_THE DATA_:
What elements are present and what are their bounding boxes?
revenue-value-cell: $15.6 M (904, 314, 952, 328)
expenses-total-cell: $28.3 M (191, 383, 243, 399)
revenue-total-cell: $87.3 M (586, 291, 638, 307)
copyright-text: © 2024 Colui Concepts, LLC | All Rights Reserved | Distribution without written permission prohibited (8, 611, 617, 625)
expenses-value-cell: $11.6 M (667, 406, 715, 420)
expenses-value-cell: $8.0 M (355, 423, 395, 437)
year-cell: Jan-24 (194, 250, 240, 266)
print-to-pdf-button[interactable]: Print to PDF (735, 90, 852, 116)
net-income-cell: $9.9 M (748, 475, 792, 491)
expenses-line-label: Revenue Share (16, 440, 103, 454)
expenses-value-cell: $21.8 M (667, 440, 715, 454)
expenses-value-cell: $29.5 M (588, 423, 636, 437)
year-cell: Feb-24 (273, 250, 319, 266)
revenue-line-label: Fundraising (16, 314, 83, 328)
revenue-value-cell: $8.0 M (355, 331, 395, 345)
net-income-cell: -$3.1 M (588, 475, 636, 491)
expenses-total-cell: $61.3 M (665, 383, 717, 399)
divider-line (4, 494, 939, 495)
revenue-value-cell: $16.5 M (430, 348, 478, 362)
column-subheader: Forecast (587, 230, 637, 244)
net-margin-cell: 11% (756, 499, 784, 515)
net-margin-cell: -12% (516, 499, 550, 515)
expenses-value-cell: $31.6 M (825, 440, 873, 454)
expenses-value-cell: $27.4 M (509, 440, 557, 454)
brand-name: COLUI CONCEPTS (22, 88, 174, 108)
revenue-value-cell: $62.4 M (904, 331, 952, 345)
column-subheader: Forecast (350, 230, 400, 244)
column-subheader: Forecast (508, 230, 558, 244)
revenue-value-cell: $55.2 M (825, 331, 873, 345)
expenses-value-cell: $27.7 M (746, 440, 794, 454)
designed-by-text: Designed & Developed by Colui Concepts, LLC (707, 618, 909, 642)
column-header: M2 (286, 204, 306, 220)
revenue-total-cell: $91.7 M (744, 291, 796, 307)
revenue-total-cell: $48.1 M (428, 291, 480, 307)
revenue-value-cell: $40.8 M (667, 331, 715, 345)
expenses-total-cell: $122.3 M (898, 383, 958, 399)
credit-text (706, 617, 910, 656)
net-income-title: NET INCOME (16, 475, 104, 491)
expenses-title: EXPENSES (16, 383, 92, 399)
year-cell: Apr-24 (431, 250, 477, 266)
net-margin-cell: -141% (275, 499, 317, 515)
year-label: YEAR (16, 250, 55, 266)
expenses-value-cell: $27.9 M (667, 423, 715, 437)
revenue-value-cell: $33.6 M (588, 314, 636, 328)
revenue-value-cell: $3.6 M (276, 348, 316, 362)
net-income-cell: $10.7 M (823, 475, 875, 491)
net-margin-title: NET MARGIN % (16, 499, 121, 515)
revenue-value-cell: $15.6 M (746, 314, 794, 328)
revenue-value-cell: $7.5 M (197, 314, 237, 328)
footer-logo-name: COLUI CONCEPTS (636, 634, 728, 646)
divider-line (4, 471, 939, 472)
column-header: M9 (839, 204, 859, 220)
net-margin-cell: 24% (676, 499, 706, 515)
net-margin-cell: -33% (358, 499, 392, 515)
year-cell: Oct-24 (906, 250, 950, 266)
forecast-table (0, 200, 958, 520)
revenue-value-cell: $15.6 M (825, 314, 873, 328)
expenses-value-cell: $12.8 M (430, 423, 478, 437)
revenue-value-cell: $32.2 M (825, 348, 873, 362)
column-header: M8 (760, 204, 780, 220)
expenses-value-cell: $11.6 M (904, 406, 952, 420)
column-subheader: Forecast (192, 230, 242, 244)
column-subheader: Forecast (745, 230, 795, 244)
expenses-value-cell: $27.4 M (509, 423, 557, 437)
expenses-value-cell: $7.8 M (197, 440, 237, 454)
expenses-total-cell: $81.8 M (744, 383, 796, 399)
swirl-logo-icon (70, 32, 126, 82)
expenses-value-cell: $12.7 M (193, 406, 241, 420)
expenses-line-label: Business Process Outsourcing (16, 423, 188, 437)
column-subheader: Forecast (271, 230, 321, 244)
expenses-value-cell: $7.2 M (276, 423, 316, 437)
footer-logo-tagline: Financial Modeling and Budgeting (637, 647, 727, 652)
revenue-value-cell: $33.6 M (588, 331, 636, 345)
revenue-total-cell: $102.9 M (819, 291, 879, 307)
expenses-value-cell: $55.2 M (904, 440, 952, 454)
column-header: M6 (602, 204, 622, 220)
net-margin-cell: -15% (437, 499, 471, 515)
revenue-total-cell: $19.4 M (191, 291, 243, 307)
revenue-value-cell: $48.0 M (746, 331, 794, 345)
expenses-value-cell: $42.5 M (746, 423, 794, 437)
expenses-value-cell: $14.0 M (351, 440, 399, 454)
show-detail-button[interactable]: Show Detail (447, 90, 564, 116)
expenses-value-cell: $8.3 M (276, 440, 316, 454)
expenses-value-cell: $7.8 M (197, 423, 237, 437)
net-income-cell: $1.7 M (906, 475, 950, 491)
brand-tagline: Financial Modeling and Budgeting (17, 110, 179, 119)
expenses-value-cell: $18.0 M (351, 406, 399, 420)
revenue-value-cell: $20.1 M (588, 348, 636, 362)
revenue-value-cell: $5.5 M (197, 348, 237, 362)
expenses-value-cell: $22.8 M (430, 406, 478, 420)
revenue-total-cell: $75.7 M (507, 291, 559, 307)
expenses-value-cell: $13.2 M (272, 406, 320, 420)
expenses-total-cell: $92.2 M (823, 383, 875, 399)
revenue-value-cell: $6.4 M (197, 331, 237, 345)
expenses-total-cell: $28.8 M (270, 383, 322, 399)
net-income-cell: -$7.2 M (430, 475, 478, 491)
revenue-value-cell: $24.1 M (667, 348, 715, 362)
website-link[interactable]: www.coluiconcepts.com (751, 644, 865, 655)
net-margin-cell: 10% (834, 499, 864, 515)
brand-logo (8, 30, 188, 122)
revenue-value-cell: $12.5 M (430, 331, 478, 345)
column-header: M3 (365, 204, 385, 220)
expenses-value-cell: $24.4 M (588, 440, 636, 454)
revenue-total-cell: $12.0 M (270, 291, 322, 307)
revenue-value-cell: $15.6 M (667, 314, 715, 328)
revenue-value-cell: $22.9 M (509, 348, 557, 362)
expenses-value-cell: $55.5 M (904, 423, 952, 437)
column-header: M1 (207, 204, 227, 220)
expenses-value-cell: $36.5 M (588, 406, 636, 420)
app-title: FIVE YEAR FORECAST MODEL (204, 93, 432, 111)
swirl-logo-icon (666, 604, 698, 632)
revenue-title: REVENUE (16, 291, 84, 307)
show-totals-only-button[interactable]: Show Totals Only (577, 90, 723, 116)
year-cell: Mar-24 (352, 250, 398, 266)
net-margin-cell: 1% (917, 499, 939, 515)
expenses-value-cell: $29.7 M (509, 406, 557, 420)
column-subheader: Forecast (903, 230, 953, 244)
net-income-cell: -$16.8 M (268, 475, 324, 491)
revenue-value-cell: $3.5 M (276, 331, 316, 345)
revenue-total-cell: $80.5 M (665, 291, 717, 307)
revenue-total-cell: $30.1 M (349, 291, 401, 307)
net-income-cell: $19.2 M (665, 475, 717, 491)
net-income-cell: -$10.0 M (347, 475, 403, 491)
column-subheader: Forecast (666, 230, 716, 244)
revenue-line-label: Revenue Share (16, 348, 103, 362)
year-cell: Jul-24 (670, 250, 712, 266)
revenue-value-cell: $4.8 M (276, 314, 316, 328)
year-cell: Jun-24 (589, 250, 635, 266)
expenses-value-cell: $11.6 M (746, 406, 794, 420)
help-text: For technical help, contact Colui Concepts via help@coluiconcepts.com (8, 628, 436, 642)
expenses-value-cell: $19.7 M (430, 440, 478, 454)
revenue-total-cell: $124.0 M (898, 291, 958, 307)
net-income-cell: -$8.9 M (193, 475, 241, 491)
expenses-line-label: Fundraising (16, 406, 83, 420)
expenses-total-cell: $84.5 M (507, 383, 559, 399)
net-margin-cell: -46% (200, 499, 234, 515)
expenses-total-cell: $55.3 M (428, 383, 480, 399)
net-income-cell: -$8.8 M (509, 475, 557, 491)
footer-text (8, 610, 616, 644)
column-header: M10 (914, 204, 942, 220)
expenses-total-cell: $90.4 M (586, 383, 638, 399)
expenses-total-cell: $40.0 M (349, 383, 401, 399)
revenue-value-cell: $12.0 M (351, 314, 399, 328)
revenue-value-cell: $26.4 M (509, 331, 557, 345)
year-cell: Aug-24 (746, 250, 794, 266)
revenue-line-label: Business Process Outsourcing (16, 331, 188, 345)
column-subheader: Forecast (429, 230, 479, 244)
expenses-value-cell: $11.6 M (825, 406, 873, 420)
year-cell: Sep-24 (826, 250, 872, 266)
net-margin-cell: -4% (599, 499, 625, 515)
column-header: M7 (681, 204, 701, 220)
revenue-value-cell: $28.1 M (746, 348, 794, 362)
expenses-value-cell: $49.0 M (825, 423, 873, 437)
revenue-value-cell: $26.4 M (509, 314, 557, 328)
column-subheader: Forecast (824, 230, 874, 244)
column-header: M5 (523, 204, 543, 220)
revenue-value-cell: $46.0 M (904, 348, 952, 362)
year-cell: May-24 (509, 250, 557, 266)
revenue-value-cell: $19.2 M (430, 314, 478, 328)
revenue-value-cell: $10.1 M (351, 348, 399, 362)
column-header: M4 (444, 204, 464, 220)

_PROBLEM DETAILS_:
Turn the records above, from the first line through the line that contains "revenue-total-cell: $87.3 M", into a Markdown table with columns Row and Line. Put one line per row, and skip any blank lines.

_FINISHED EXERCISE_:
| Row | Line |
|---|---|
| 1 | What elements are present and what are their bounding boxes? |
| 2 | revenue-value-cell: $15.6 M (904, 314, 952, 328) |
| 3 | expenses-total-cell: $28.3 M (191, 383, 243, 399) |
| 4 | revenue-total-cell: $87.3 M (586, 291, 638, 307) |